Text section |
>>>

+ 1

Regex(regular expression) help needed! as fast as possible!

statements = ['\n\t \t\tसत्तारुढ दलको विवाद पनि लकडाउनमा\n\n\t \t\t\t \t', '\n\t \t\tकल ट्यापिङ गर्न पाउने विधेयक पारित\n\n\t \t\t\t \t', '\n\t \t\tकोरोना असर : सबैभन्दा बढी युएईमा नेपालीले रोजगारी गुमाउँदै\n\n\t \t\t\t \t', '\n\t \t\tलिपुलेक जान हिँडेका आठ जना पक्राउ\n\n\t \t\t\t \t'] so I have a list of data that is written in Nepali Language. All I want to is get rid of the other things in these statements and only retrieve the main data written in Nepali. I want to use regex(regular expression) and I want it in similar format like: pattern = re.compile(r'______') #pattern for the statements for each in statements: matches = re.finditer(pattern, each) for match in matches: print(match.group(1)) #where group 1 or any other number means the main data or you can make your own something else...help needed!

21st May 2020, 5:14 PM
Gaurav Giri
Gaurav Giri - avatar
2 Réponses
+ 2
statements = ['\n\t \t\tसत्तारुढ दलको विवाद पनि लकडाउनमा\n\n\t \t\t\t \t', '\n\t \t\tकल ट्यापिङ गर्न पाउने विधेयक पारित\n\n\t \t\t\t \t', '\n\t \t\tकोरोना असर : सबैभन्दा बढी युएईमा नेपालीले रोजगारी गुमाउँदै\n\n\t \t\t\t \t', '\n\t \t\tलिपुलेक जान हिँडेका आठ जना पक्राउ\n\n\t \t\t\t \t'] import re new_list = [] pattern = r'(?:\n|\t| {2,})' for each in statements: matches = re.sub(pattern, r'', each) new_list.append(matches) print(new_list) #['सत्तारुढ दलको विवाद पनि लकडाउनमा', 'कल ट्यापिङ गर्न पाउने विधेयक पारित', 'कोरोना असर : सबैभन्दा बढी युएईमा नेपालीले रोजगारी गुमाउँदै', 'लिपुलेक जान हिँडेका आठ जना पक्राउ']
21st May 2020, 6:54 PM
Russ
Russ - avatar
0
No matter what language all i want is that main data written in sanskrit or anything else..actually its nepali language
21st May 2020, 5:29 PM
Gaurav Giri
Gaurav Giri - avatar

<<<

Instruction 1 |
Write out the regex thread word for word, from "Regex(regular expression) help" up to and including "something else...help needed!".
Instruction 2 |
Repeat the lines of the records verbatim, from the first line of the records up to and including the line with "table2-cell-n: 12: [93, 946, 105, 958]".
The records are unrelated to the regex thread.

Records from a data source:
>>>

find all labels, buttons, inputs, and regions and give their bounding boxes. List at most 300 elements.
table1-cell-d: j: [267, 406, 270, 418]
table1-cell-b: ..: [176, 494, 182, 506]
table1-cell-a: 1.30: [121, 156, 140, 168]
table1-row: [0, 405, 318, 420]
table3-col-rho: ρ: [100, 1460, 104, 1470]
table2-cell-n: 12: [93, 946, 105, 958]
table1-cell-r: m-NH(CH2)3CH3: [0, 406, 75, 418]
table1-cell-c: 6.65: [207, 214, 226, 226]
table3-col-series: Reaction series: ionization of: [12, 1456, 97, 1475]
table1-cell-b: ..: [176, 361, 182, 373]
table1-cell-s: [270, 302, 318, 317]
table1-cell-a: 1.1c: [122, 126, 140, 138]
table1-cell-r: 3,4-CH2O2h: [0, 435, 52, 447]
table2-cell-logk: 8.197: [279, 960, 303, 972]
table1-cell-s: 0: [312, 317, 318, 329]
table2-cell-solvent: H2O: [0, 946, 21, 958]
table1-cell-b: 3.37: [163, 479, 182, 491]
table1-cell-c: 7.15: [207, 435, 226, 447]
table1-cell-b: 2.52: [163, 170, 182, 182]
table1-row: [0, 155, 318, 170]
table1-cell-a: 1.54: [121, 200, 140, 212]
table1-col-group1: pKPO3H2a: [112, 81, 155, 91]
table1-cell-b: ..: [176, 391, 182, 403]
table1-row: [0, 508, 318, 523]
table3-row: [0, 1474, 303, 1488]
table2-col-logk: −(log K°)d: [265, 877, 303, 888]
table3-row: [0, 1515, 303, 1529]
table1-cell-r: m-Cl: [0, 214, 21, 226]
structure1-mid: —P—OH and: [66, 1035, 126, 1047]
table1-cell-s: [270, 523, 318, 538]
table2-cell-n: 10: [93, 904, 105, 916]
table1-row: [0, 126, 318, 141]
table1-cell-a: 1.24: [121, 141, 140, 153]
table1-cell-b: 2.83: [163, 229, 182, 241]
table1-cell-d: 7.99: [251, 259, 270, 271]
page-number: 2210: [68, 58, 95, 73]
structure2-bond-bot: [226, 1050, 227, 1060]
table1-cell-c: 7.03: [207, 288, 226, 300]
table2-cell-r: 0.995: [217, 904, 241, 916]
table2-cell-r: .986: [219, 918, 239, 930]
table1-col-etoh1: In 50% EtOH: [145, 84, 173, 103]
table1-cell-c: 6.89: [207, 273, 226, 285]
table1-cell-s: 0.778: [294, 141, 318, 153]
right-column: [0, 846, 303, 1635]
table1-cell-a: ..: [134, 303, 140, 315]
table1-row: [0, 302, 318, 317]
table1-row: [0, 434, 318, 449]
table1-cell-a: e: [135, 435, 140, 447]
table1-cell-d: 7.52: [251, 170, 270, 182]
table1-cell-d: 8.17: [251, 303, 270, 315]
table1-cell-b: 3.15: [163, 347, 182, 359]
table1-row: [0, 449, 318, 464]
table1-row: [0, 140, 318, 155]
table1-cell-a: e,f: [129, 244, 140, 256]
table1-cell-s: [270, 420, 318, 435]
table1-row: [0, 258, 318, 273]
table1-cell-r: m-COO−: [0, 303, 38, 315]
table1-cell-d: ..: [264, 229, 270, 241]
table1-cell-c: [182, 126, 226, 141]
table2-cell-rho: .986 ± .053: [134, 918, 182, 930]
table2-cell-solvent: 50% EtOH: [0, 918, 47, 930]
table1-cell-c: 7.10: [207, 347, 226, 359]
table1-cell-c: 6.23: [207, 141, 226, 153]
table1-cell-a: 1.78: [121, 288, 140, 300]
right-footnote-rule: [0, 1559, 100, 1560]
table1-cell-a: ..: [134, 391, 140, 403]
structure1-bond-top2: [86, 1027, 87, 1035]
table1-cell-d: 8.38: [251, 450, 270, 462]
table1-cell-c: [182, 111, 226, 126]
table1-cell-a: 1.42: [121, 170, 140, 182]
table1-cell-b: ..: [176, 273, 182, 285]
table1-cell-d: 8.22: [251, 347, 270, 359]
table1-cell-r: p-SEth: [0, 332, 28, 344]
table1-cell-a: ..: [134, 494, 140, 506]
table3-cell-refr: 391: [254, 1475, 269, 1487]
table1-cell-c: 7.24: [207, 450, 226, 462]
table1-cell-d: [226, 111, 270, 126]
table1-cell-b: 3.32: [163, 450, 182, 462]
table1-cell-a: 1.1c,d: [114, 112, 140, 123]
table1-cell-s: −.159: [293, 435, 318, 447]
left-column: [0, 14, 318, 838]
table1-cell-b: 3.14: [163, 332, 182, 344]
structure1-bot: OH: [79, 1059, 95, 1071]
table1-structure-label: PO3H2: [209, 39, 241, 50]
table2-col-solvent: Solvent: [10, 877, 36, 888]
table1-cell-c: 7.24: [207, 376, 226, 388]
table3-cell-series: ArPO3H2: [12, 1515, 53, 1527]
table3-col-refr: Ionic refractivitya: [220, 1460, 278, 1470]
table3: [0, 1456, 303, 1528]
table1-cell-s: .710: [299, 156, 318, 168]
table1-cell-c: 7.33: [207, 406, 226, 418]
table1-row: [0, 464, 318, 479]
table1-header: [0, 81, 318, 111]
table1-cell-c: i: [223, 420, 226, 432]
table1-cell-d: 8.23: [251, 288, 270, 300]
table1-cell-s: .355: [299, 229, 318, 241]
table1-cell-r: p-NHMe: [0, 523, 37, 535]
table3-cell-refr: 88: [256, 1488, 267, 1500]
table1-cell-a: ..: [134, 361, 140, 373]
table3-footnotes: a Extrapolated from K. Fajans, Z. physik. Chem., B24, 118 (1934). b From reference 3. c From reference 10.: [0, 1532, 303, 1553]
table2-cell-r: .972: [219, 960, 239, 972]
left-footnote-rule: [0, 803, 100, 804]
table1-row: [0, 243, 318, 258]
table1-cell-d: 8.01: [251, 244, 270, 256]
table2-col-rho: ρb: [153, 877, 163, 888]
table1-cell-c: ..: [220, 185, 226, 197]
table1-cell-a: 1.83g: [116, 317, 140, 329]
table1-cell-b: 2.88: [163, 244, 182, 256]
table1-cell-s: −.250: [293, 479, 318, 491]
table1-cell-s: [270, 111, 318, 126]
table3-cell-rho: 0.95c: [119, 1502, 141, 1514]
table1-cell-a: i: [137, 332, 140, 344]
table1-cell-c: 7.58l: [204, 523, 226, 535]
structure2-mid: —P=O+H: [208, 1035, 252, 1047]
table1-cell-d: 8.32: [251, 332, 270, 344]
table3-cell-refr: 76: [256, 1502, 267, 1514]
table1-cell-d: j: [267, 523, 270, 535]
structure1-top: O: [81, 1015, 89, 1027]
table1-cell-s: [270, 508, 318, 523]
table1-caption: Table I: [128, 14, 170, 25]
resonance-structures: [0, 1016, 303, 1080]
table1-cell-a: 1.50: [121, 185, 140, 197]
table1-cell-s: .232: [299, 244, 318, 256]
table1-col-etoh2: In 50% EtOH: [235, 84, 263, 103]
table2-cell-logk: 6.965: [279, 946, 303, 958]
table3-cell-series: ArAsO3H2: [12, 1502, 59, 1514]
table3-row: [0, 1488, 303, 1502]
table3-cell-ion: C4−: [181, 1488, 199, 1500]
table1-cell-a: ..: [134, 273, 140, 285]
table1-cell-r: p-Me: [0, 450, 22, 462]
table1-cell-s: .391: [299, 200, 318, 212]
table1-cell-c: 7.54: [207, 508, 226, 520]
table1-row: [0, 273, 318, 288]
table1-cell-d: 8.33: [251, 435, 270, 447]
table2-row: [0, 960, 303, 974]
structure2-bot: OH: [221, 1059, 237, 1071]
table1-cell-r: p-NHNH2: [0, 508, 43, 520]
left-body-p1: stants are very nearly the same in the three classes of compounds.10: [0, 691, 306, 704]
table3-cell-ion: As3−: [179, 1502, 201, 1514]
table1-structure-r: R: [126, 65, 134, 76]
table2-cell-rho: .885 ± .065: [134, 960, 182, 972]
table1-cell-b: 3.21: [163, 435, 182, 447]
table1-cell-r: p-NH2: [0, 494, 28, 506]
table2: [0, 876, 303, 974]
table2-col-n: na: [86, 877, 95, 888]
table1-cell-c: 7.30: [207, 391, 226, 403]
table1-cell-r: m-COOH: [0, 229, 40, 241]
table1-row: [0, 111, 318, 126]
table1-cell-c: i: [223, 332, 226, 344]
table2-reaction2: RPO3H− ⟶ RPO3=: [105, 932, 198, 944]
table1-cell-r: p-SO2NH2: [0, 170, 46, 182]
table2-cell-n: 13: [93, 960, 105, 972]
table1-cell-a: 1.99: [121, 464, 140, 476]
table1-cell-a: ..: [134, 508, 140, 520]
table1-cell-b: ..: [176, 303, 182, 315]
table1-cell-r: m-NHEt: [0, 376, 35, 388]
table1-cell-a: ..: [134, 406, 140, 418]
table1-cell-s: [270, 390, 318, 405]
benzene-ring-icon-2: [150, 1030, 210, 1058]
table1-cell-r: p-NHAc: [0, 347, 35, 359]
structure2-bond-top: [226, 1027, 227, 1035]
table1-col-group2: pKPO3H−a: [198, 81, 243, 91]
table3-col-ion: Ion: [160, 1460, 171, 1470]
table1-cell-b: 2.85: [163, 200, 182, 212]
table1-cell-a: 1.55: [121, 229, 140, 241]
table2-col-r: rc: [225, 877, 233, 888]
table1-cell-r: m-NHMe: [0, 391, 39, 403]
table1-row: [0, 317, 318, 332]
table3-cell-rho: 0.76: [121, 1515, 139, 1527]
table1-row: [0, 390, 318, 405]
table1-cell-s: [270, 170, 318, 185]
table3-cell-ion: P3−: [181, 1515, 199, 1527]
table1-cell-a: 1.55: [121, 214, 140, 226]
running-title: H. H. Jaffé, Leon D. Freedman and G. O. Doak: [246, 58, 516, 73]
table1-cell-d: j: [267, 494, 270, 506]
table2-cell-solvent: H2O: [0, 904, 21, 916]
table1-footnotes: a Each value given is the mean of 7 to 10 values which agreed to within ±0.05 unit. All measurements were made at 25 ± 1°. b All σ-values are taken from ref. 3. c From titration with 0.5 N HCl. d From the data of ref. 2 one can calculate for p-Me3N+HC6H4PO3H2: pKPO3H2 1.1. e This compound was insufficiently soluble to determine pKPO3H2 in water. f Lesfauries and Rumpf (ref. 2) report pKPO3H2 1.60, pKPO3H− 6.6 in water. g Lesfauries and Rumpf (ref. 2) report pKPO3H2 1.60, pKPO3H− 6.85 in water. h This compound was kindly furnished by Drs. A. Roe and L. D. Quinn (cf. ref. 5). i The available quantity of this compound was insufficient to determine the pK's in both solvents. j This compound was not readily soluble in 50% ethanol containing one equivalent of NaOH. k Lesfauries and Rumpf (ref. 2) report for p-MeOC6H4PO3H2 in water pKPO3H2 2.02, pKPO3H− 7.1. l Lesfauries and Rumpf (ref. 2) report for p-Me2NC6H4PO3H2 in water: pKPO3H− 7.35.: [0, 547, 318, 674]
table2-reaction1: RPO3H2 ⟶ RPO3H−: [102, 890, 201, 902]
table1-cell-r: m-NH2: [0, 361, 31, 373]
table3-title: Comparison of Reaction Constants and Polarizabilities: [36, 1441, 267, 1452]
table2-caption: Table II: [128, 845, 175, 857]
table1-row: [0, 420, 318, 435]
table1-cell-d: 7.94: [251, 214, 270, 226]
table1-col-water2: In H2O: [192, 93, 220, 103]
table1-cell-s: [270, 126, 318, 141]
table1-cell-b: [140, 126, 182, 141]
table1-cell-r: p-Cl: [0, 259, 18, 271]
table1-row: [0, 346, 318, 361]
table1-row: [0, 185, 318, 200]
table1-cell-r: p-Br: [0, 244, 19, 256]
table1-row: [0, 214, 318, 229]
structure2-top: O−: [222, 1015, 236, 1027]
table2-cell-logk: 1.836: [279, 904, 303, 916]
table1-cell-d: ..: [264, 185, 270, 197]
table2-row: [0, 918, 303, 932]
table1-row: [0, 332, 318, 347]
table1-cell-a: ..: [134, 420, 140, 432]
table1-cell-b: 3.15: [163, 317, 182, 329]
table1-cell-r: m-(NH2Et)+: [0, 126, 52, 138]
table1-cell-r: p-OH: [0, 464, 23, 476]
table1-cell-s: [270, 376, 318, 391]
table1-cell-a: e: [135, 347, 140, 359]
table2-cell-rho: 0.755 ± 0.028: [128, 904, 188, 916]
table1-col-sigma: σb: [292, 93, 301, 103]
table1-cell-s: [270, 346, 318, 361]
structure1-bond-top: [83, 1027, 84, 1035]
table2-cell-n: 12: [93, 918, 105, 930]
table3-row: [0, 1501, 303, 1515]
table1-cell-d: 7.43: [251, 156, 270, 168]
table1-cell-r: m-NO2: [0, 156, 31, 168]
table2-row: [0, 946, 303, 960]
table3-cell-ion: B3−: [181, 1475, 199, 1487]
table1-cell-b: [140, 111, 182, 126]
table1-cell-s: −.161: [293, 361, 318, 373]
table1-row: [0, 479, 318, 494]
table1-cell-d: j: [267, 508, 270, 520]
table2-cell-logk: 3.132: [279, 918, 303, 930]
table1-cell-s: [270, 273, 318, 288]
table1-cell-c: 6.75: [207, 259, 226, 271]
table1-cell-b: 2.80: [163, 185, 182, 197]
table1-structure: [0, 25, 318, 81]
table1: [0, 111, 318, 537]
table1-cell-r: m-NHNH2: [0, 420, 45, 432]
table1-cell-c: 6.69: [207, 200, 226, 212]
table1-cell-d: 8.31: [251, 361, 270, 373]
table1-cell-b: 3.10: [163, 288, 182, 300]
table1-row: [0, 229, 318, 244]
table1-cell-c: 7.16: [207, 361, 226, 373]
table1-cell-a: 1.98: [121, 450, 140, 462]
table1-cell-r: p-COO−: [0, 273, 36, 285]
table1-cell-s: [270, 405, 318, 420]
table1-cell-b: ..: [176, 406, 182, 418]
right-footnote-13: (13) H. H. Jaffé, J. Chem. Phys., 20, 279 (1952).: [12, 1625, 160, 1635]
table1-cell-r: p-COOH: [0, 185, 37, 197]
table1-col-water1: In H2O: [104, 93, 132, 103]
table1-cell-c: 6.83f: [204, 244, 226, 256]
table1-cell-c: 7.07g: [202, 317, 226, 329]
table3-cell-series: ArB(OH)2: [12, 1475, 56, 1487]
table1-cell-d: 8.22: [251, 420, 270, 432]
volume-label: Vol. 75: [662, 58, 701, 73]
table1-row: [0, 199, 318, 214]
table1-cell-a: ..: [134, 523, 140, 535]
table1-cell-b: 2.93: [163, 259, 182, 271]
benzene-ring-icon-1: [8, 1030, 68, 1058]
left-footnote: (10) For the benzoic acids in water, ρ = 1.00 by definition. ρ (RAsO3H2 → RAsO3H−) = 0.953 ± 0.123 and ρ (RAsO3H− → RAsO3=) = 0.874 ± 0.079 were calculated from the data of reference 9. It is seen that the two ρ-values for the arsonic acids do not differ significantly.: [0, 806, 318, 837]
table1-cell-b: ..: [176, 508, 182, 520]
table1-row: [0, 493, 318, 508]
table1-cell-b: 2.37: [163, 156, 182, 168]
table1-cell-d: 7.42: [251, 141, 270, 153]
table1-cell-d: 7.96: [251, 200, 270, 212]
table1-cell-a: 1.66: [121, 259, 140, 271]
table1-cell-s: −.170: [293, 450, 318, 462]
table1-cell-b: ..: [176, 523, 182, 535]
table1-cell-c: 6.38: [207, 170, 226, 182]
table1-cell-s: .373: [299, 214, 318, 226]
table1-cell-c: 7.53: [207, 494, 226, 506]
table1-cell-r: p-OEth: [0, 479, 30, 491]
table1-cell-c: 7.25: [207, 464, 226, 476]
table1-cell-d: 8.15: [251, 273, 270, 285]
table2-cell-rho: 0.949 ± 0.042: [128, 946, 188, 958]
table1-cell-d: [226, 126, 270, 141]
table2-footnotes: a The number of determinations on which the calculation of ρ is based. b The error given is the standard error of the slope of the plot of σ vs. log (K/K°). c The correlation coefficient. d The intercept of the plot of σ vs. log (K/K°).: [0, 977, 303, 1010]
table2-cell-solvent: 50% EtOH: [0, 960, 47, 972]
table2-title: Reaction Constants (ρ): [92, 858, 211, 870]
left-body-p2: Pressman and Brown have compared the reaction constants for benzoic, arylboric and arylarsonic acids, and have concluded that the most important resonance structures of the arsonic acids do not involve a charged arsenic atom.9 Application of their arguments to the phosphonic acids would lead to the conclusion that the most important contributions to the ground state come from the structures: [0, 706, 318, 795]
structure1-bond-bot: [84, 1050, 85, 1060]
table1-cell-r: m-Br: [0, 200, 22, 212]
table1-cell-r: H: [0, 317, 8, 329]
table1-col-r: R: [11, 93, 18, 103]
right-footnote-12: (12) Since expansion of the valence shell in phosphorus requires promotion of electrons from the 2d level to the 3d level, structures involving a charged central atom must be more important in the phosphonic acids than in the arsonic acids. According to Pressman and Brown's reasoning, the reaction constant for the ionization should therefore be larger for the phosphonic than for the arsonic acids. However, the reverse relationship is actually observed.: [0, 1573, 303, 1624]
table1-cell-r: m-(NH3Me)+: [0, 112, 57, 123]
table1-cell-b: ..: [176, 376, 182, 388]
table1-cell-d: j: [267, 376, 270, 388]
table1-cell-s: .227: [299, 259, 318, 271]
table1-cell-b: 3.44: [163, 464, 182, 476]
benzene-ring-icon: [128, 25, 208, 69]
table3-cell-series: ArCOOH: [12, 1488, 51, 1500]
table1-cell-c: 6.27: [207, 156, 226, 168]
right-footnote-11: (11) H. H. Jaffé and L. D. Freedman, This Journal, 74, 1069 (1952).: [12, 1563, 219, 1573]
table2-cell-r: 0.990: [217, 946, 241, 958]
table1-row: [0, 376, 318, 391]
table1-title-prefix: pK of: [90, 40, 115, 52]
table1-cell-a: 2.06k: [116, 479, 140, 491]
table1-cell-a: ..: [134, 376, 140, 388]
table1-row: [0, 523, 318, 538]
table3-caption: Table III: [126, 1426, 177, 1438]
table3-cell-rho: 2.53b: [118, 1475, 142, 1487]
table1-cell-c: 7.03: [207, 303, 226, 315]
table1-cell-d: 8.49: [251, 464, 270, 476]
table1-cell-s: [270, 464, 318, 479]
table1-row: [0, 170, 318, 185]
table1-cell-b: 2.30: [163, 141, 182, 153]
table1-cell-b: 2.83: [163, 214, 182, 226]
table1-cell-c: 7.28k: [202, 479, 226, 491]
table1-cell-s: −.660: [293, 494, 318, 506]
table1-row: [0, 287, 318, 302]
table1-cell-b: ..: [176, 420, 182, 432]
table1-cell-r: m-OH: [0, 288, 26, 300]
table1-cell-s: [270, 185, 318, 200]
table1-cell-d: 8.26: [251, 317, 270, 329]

<<<

Task solution 1 |
Regex(regular expression) help needed! as fast as possible!

statements = ['\n\t \t\tसत्तारुढ दलको विवाद पनि लकडाउनमा\n\n\t \t\t\t \t', '\n\t \t\tकल ट्यापिङ गर्न पाउने विधेयक पारित\n\n\t \t\t\t \t', '\n\t \t\tकोरोना असर : सबैभन्दा बढी युएईमा नेपालीले रोजगारी गुमाउँदै\n\n\t \t\t\t \t', '\n\t \t\tलिपुलेक जान हिँडेका आठ जना पक्राउ\n\n\t \t\t\t \t'] so I have a list of data that is written in Nepali Language. All I want to is get rid of the other things in these statements and only retrieve the main data written in Nepali. I want to use regex(regular expression) and I want it in similar format like: pattern = re.compile(r'______') #pattern for the statements for each in statements: matches = re.finditer(pattern, each) for match in matches: print(match.group(1)) #where group 1 or any other number means the main data or you can make your own something else...help needed!

Task solution 2 |
find all labels, buttons, inputs, and regions and give their bounding boxes. List at most 300 elements.
table1-cell-d: j: [267, 406, 270, 418]
table1-cell-b: ..: [176, 494, 182, 506]
table1-cell-a: 1.30: [121, 156, 140, 168]
table1-row: [0, 405, 318, 420]
table3-col-rho: ρ: [100, 1460, 104, 1470]
table2-cell-n: 12: [93, 946, 105, 958]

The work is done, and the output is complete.